[START Given data]

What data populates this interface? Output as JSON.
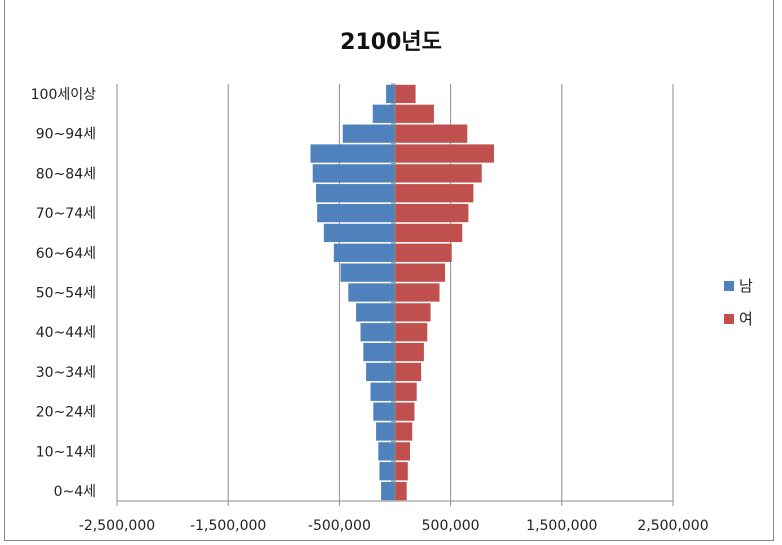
{
  "chart_data": {
    "type": "bar",
    "orientation": "horizontal",
    "title": "2100년도",
    "categories": [
      "0~4세",
      "5~9세",
      "10~14세",
      "15~19세",
      "20~24세",
      "25~29세",
      "30~34세",
      "35~39세",
      "40~44세",
      "45~49세",
      "50~54세",
      "55~59세",
      "60~64세",
      "65~69세",
      "70~74세",
      "75~79세",
      "80~84세",
      "85~89세",
      "90~94세",
      "95~99세",
      "100세이상"
    ],
    "category_labels_shown": [
      "0~4세",
      "10~14세",
      "20~24세",
      "30~34세",
      "40~44세",
      "50~54세",
      "60~64세",
      "70~74세",
      "80~84세",
      "90~94세",
      "100세이상"
    ],
    "series": [
      {
        "name": "남",
        "color": "#4F81BD",
        "values": [
          -125000,
          -140000,
          -150000,
          -170000,
          -195000,
          -220000,
          -260000,
          -285000,
          -310000,
          -350000,
          -420000,
          -490000,
          -550000,
          -640000,
          -700000,
          -710000,
          -740000,
          -760000,
          -470000,
          -200000,
          -80000
        ]
      },
      {
        "name": "여",
        "color": "#C0504D",
        "values": [
          105000,
          115000,
          135000,
          155000,
          175000,
          195000,
          235000,
          260000,
          290000,
          320000,
          400000,
          450000,
          510000,
          605000,
          660000,
          705000,
          780000,
          890000,
          650000,
          350000,
          185000
        ]
      }
    ],
    "x_ticks": [
      "-2,500,000",
      "-1,500,000",
      "-500,000",
      "500,000",
      "1,500,000",
      "2,500,000"
    ],
    "x_tick_values": [
      -2500000,
      -1500000,
      -500000,
      500000,
      1500000,
      2500000
    ],
    "xlim": [
      -2500000,
      2500000
    ],
    "grid": "vertical",
    "legend": "right"
  }
}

[END Given data]

- What you should do -
Make an exact copy of all the material, but keep the pictures out of it.

- Finished exercise -
What data populates this interface? Output as JSON.
{
  "chart_data": {
    "type": "bar",
    "orientation": "horizontal",
    "title": "2100년도",
    "categories": [
      "0~4세",
      "5~9세",
      "10~14세",
      "15~19세",
      "20~24세",
      "25~29세",
      "30~34세",
      "35~39세",
      "40~44세",
      "45~49세",
      "50~54세",
      "55~59세",
      "60~64세",
      "65~69세",
      "70~74세",
      "75~79세",
      "80~84세",
      "85~89세",
      "90~94세",
      "95~99세",
      "100세이상"
    ],
    "category_labels_shown": [
      "0~4세",
      "10~14세",
      "20~24세",
      "30~34세",
      "40~44세",
      "50~54세",
      "60~64세",
      "70~74세",
      "80~84세",
      "90~94세",
      "100세이상"
    ],
    "series": [
      {
        "name": "남",
        "color": "#4F81BD",
        "values": [
          -125000,
          -140000,
          -150000,
          -170000,
          -195000,
          -220000,
          -260000,
          -285000,
          -310000,
          -350000,
          -420000,
          -490000,
          -550000,
          -640000,
          -700000,
          -710000,
          -740000,
          -760000,
          -470000,
          -200000,
          -80000
        ]
      },
      {
        "name": "여",
        "color": "#C0504D",
        "values": [
          105000,
          115000,
          135000,
          155000,
          175000,
          195000,
          235000,
          260000,
          290000,
          320000,
          400000,
          450000,
          510000,
          605000,
          660000,
          705000,
          780000,
          890000,
          650000,
          350000,
          185000
        ]
      }
    ],
    "x_ticks": [
      "-2,500,000",
      "-1,500,000",
      "-500,000",
      "500,000",
      "1,500,000",
      "2,500,000"
    ],
    "x_tick_values": [
      -2500000,
      -1500000,
      -500000,
      500000,
      1500000,
      2500000
    ],
    "xlim": [
      -2500000,
      2500000
    ],
    "grid": "vertical",
    "legend": "right"
  }
}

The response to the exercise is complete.